Enforcing arbitral awards against states and state entities presents unique challenges in circumstances where the respondent does not voluntarily comply with the payment demand. This article describes those challenges and sets out pre-emptive measures designed to assist claimants in anticipating and overcoming them based on intelligent preliminary work combined with the implementation of effective cross-sectoral strategy throughout the process1.
Pre-emptive due diligence: the ‘Who’ of enforcement Who is the claimant?
Who is the claimant?

-- Objective --
Reproduce the text on enforcing arbitral awards against states word for word, between "Enforcing arbitral awards" and "enforcement Who is the claimant?", inclusive.

-- Recorded information --

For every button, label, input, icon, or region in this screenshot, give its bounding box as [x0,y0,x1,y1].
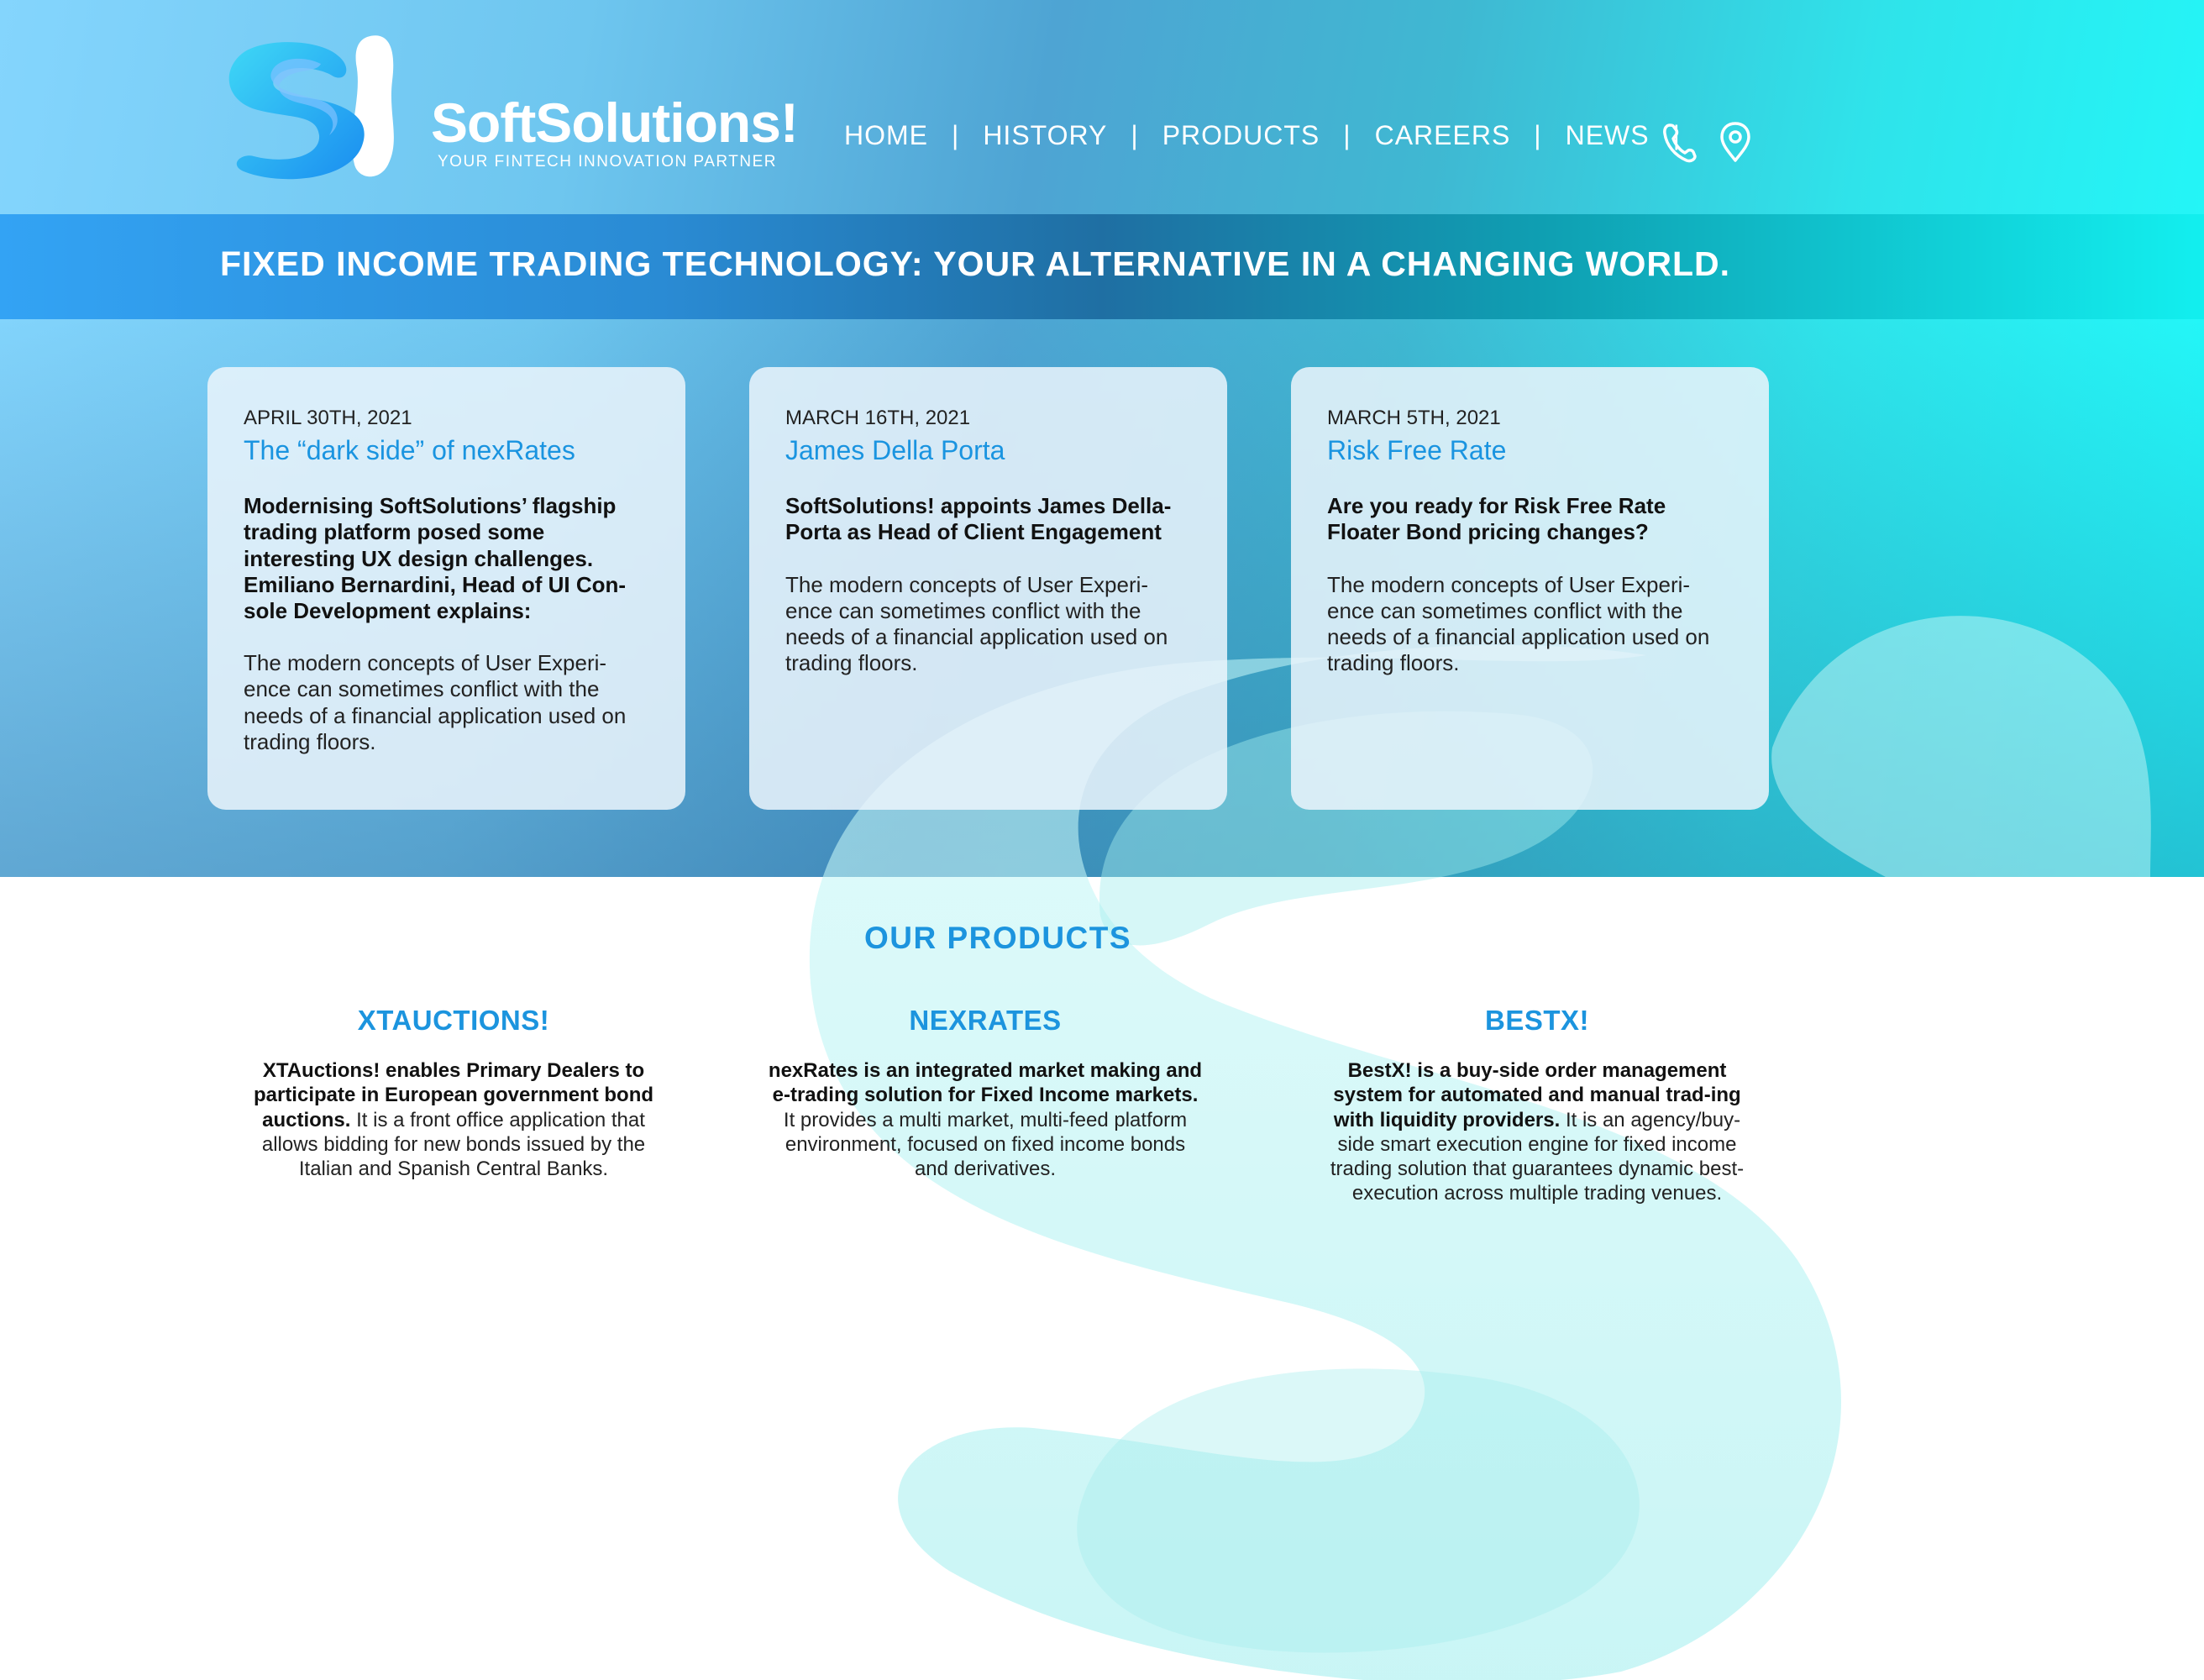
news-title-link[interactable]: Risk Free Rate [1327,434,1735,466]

-- Answer to this problem --
Enforcing arbitral awards against states and state entities presents unique challenges in circumstances where the respondent does not voluntarily comply with the payment demand. This article describes those challenges and sets out pre-emptive measures designed to assist claimants in anticipating and overcoming them based on intelligent preliminary work combined with the implementation of effective cross-sectoral strategy throughout the process1.
Pre-emptive due diligence: the ‘Who’ of enforcement Who is the claimant?